## Exercise goal
Extract the whole listing as it stands. Do not include the pictures.

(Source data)
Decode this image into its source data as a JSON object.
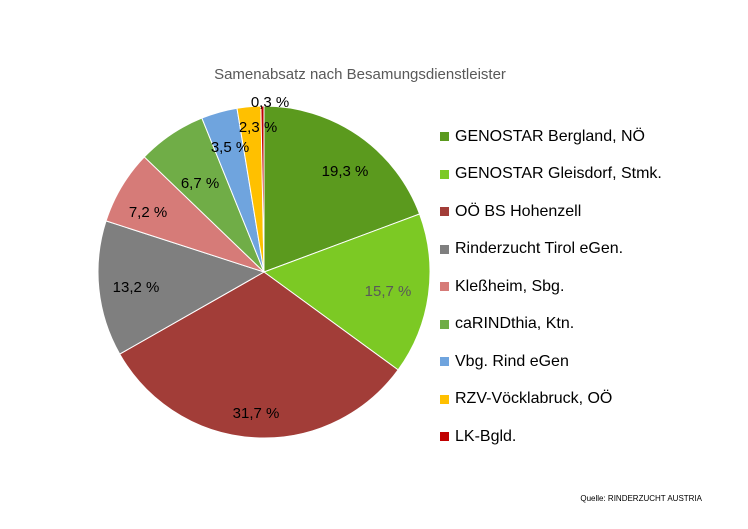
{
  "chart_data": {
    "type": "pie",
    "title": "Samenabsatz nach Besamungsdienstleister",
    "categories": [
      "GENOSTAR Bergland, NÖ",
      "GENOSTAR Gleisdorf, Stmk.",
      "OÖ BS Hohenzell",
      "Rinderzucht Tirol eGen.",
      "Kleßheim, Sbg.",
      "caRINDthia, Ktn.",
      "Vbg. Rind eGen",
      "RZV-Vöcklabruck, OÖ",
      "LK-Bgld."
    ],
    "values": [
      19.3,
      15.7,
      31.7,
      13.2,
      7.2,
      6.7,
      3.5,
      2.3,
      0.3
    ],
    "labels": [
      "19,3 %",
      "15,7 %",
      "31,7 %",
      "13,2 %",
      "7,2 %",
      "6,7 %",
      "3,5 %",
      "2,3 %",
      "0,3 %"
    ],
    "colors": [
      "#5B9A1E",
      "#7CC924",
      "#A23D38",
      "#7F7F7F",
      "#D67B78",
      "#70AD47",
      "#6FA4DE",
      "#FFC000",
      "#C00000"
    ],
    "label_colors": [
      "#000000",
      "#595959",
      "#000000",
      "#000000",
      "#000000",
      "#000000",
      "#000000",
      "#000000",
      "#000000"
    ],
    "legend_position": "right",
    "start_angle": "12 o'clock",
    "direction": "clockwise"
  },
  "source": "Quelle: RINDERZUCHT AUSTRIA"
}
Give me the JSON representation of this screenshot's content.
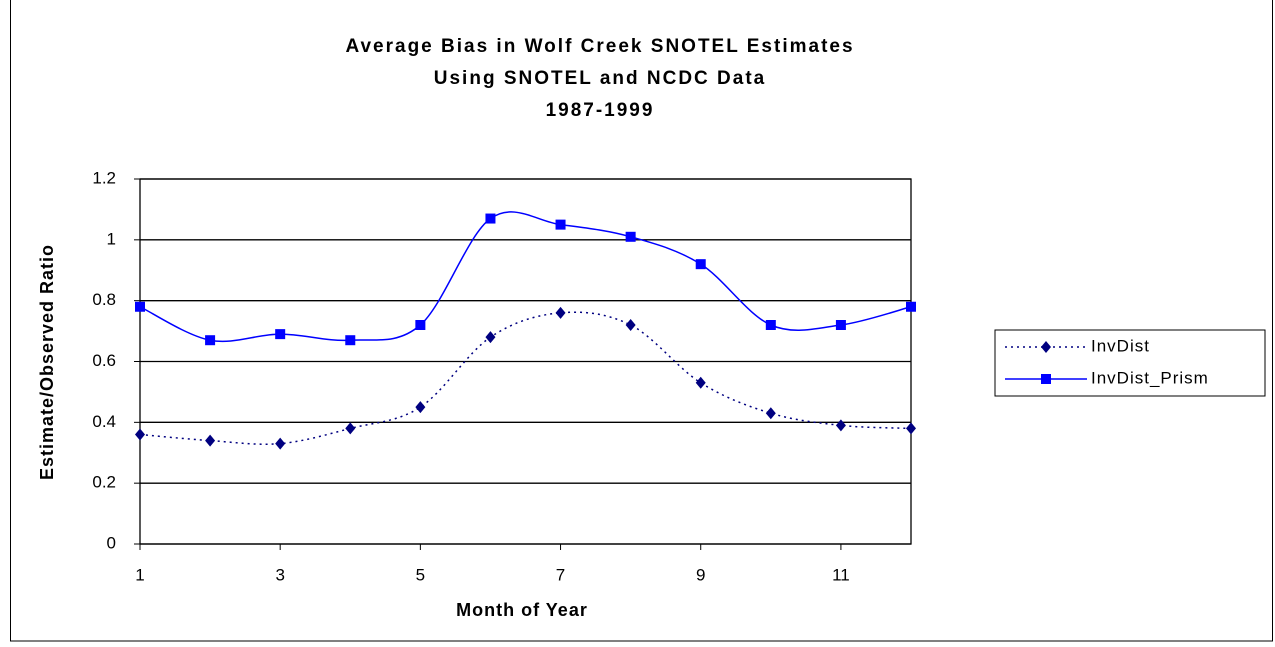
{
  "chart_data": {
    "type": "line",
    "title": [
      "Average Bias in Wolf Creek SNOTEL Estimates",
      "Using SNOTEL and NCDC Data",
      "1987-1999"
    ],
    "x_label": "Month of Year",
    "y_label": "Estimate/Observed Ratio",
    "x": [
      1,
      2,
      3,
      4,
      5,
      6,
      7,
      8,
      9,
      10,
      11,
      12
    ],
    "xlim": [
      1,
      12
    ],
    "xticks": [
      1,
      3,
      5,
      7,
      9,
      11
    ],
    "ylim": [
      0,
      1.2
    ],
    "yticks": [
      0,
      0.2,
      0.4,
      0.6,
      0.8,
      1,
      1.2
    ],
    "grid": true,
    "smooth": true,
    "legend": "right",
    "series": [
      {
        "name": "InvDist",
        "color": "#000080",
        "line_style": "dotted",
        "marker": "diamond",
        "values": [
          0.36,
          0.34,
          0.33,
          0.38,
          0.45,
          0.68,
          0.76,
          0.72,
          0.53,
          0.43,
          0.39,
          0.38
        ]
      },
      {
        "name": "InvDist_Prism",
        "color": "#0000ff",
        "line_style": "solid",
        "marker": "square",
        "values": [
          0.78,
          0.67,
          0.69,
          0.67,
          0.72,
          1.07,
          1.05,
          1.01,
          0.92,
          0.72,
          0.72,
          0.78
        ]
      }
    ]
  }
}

## Response
Decode this image into its source data as a JSON object.
{
  "chart_data": {
    "type": "pie",
    "title": "Samenabsatz nach Besamungsdienstleister",
    "categories": [
      "GENOSTAR Bergland, NÖ",
      "GENOSTAR Gleisdorf, Stmk.",
      "OÖ BS Hohenzell",
      "Rinderzucht Tirol eGen.",
      "Kleßheim, Sbg.",
      "caRINDthia, Ktn.",
      "Vbg. Rind eGen",
      "RZV-Vöcklabruck, OÖ",
      "LK-Bgld."
    ],
    "values": [
      19.3,
      15.7,
      31.7,
      13.2,
      7.2,
      6.7,
      3.5,
      2.3,
      0.3
    ],
    "labels": [
      "19,3 %",
      "15,7 %",
      "31,7 %",
      "13,2 %",
      "7,2 %",
      "6,7 %",
      "3,5 %",
      "2,3 %",
      "0,3 %"
    ],
    "colors": [
      "#5B9A1E",
      "#7CC924",
      "#A23D38",
      "#7F7F7F",
      "#D67B78",
      "#70AD47",
      "#6FA4DE",
      "#FFC000",
      "#C00000"
    ],
    "label_colors": [
      "#000000",
      "#595959",
      "#000000",
      "#000000",
      "#000000",
      "#000000",
      "#000000",
      "#000000",
      "#000000"
    ],
    "legend_position": "right",
    "start_angle": "12 o'clock",
    "direction": "clockwise"
  },
  "source": "Quelle: RINDERZUCHT AUSTRIA"
}
Give me the JSON representation of this screenshot's content.
{
  "chart_data": {
    "type": "line",
    "title": [
      "Average Bias in Wolf Creek SNOTEL Estimates",
      "Using SNOTEL and NCDC Data",
      "1987-1999"
    ],
    "x_label": "Month of Year",
    "y_label": "Estimate/Observed Ratio",
    "x": [
      1,
      2,
      3,
      4,
      5,
      6,
      7,
      8,
      9,
      10,
      11,
      12
    ],
    "xlim": [
      1,
      12
    ],
    "xticks": [
      1,
      3,
      5,
      7,
      9,
      11
    ],
    "ylim": [
      0,
      1.2
    ],
    "yticks": [
      0,
      0.2,
      0.4,
      0.6,
      0.8,
      1,
      1.2
    ],
    "grid": true,
    "smooth": true,
    "legend": "right",
    "series": [
      {
        "name": "InvDist",
        "color": "#000080",
        "line_style": "dotted",
        "marker": "diamond",
        "values": [
          0.36,
          0.34,
          0.33,
          0.38,
          0.45,
          0.68,
          0.76,
          0.72,
          0.53,
          0.43,
          0.39,
          0.38
        ]
      },
      {
        "name": "InvDist_Prism",
        "color": "#0000ff",
        "line_style": "solid",
        "marker": "square",
        "values": [
          0.78,
          0.67,
          0.69,
          0.67,
          0.72,
          1.07,
          1.05,
          1.01,
          0.92,
          0.72,
          0.72,
          0.78
        ]
      }
    ]
  }
}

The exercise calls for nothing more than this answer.